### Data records
++++++++

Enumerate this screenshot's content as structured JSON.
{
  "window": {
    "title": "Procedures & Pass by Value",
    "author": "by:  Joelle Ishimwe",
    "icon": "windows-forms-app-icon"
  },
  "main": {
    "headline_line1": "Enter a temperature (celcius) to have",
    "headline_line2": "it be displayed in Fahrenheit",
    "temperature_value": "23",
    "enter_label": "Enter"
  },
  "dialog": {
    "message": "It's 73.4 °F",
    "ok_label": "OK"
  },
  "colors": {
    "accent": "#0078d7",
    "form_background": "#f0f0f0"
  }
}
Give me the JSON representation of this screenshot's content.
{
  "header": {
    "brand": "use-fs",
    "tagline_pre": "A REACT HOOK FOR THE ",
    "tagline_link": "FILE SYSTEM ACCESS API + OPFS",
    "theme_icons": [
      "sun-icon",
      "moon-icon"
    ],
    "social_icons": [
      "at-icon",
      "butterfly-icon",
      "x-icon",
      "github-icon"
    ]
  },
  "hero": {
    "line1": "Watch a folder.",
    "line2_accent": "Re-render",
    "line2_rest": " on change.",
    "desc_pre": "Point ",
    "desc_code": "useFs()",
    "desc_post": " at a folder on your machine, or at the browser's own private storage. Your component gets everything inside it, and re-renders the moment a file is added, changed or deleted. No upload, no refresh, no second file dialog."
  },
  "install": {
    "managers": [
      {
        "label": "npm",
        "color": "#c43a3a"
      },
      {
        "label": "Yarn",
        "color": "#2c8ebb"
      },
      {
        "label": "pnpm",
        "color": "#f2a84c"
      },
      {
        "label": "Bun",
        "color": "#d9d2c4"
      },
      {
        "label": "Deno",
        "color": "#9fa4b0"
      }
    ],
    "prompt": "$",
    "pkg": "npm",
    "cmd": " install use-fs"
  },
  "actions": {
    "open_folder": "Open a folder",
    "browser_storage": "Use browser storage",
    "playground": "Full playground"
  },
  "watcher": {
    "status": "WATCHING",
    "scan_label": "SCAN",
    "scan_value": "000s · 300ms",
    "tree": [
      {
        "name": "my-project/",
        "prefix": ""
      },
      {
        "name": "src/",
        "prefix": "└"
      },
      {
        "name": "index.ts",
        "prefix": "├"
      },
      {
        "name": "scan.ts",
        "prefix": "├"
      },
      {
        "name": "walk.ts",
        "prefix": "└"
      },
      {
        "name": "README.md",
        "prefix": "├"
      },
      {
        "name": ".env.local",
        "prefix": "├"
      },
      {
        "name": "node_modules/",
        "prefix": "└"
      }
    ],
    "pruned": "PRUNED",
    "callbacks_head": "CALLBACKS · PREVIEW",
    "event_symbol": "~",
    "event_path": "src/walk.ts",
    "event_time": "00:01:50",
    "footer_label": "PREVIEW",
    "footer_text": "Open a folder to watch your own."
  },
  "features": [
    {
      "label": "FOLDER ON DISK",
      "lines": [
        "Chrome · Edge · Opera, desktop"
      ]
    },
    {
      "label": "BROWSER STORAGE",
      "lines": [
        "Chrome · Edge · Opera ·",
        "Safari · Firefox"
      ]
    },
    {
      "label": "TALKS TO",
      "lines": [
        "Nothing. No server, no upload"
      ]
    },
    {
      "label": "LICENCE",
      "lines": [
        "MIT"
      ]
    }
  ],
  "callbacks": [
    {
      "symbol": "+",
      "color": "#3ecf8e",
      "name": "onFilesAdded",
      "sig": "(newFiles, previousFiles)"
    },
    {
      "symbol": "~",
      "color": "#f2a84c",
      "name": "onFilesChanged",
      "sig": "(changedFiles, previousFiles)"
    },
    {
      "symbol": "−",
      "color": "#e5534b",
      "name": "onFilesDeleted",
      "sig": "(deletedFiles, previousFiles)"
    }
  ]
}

++++++++

### WRITTEN EXERCISE
Go through the records and show every line with the string "PREVIEW" in it.

### ANSWER FOR THE TASK
    "callbacks_head": "CALLBACKS · PREVIEW",
    "footer_label": "PREVIEW",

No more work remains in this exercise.